**** GIVEN INFORMATION

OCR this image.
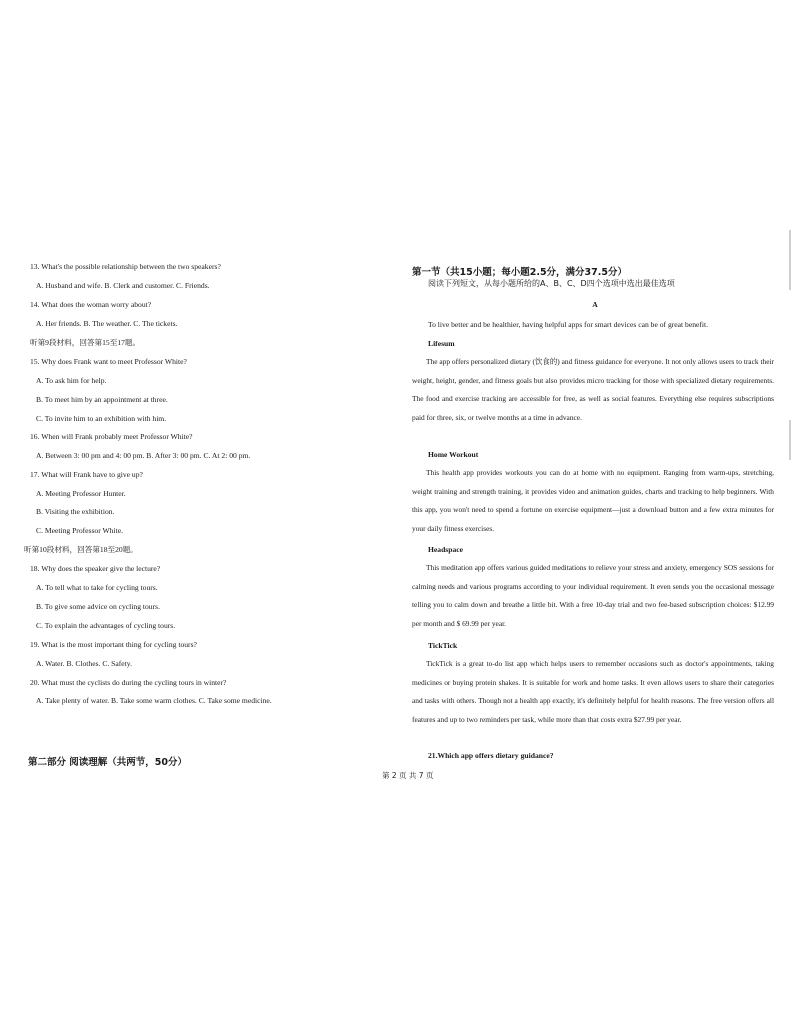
13. What's the possible relationship between the two speakers?
A. Husband and wife. B. Clerk and customer. C. Friends.
14. What does the woman worry about?
A. Her friends. B. The weather. C. The tickets.
听第9段材料，回答第15至17题。
15. Why does Frank want to meet Professor White?
A. To ask him for help.
B. To meet him by an appointment at three.
C. To invite him to an exhibition with him.
16. When will Frank probably meet Professor White?
A. Between 3: 00 pm and 4: 00 pm. B. After 3: 00 pm. C. At 2: 00 pm.
17. What will Frank have to give up?
A. Meeting Professor Hunter.
B. Visiting the exhibition.
C. Meeting Professor White.
听第10段材料，回答第18至20题。
18. Why does the speaker give the lecture?
A. To tell what to take for cycling tours.
B. To give some advice on cycling tours.
C. To explain the advantages of cycling tours.
19. What is the most important thing for cycling tours?
A. Water. B. Clothes. C. Safety.
20. What must the cyclists do during the cycling tours in winter?
A. Take plenty of water. B. Take some warm clothes. C. Take some medicine.
第二部分 阅读理解（共两节，50分）
第一节（共15小题；每小题2.5分，满分37.5分）
阅读下列短文，从每小题所给的A、B、C、D四个选项中选出最佳选项
A
To live better and be healthier, having helpful apps for smart devices can be of great benefit.
Lifesum
The app offers personalized dietary (饮食的) and fitness guidance for everyone. It not only allows users to track their weight, height, gender, and fitness goals but also provides micro tracking for those with specialized dietary requirements. The food and exercise tracking are accessible for free, as well as social features. Everything else requires subscriptions paid for three, six, or twelve months at a time in advance.
Home Workout
This health app provides workouts you can do at home with no equipment. Ranging from warm-ups, stretching, weight training and strength training, it provides video and animation guides, charts and tracking to help beginners. With this app, you won't need to spend a fortune on exercise equipment—just a download button and a few extra minutes for your daily fitness exercises.
Headspace
This meditation app offers various guided meditations to relieve your stress and anxiety, emergency SOS sessions for calming needs and various programs according to your individual requirement. It even sends you the occasional message telling you to calm down and breathe a little bit. With a free 10-day trial and two fee-based subscription choices: $12.99 per month and $ 69.99 per year.
TickTick
TickTick is a great to-do list app which helps users to remember occasions such as doctor's appointments, taking medicines or buying protein shakes. It is suitable for work and home tasks. It even allows users to share their categories and tasks with others. Though not a health app exactly, it's definitely helpful for health reasons. The free version offers all features and up to two reminders per task, while more than that costs extra $27.99 per year.
21.Which app offers dietary guidance?
第 2 页 共 7 页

********

Line by line, write out the data above exactly, without the pictures.

OCR this image.
13. What's the possible relationship between the two speakers?
A. Husband and wife. B. Clerk and customer. C. Friends.
14. What does the woman worry about?
A. Her friends. B. The weather. C. The tickets.
听第9段材料，回答第15至17题。
15. Why does Frank want to meet Professor White?
A. To ask him for help.
B. To meet him by an appointment at three.
C. To invite him to an exhibition with him.
16. When will Frank probably meet Professor White?
A. Between 3: 00 pm and 4: 00 pm. B. After 3: 00 pm. C. At 2: 00 pm.
17. What will Frank have to give up?
A. Meeting Professor Hunter.
B. Visiting the exhibition.
C. Meeting Professor White.
听第10段材料，回答第18至20题。
18. Why does the speaker give the lecture?
A. To tell what to take for cycling tours.
B. To give some advice on cycling tours.
C. To explain the advantages of cycling tours.
19. What is the most important thing for cycling tours?
A. Water. B. Clothes. C. Safety.
20. What must the cyclists do during the cycling tours in winter?
A. Take plenty of water. B. Take some warm clothes. C. Take some medicine.
第二部分 阅读理解（共两节，50分）
第一节（共15小题；每小题2.5分，满分37.5分）
阅读下列短文，从每小题所给的A、B、C、D四个选项中选出最佳选项
A
To live better and be healthier, having helpful apps for smart devices can be of great benefit.
Lifesum
The app offers personalized dietary (饮食的) and fitness guidance for everyone. It not only allows users to track their weight, height, gender, and fitness goals but also provides micro tracking for those with specialized dietary requirements. The food and exercise tracking are accessible for free, as well as social features. Everything else requires subscriptions paid for three, six, or twelve months at a time in advance.
Home Workout
This health app provides workouts you can do at home with no equipment. Ranging from warm-ups, stretching, weight training and strength training, it provides video and animation guides, charts and tracking to help beginners. With this app, you won't need to spend a fortune on exercise equipment—just a download button and a few extra minutes for your daily fitness exercises.
Headspace
This meditation app offers various guided meditations to relieve your stress and anxiety, emergency SOS sessions for calming needs and various programs according to your individual requirement. It even sends you the occasional message telling you to calm down and breathe a little bit. With a free 10-day trial and two fee-based subscription choices: $12.99 per month and $ 69.99 per year.
TickTick
TickTick is a great to-do list app which helps users to remember occasions such as doctor's appointments, taking medicines or buying protein shakes. It is suitable for work and home tasks. It even allows users to share their categories and tasks with others. Though not a health app exactly, it's definitely helpful for health reasons. The free version offers all features and up to two reminders per task, while more than that costs extra $27.99 per year.
21.Which app offers dietary guidance?
第 2 页 共 7 页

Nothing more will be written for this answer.